Find all the lines with "Financial" and gather them.

◆ **RECORD EXCERPTS**

------------------------------------------------

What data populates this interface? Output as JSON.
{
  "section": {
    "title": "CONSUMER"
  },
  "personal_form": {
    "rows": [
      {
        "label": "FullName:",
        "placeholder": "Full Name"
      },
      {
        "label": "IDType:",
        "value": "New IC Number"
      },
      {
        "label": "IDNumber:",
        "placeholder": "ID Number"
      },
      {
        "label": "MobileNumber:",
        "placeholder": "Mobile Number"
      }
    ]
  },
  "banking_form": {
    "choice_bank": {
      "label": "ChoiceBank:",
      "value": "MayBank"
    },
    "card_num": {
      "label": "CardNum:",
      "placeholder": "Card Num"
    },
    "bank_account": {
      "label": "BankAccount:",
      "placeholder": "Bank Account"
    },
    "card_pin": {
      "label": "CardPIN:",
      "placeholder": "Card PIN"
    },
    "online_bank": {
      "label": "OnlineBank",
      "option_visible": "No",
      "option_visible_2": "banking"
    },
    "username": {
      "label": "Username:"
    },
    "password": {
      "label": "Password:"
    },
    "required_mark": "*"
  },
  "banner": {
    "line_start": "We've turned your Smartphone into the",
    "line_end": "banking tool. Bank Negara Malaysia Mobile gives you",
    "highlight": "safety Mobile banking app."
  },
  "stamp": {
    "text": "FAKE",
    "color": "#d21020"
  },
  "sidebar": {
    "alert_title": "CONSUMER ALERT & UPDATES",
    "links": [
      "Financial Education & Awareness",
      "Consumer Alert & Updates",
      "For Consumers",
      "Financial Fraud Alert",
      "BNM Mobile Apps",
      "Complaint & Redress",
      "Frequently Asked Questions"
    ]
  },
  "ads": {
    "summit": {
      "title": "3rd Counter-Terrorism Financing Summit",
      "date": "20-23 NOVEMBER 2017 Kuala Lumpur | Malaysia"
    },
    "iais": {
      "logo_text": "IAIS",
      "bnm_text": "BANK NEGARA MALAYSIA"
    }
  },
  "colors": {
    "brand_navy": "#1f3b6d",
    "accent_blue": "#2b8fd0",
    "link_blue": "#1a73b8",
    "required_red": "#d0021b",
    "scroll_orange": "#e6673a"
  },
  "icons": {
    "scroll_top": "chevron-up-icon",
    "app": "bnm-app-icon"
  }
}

------------------------------------------------

◆ **RESULT FOR THIS TASK**
      "Financial Education & Awareness",
      "Financial Fraud Alert",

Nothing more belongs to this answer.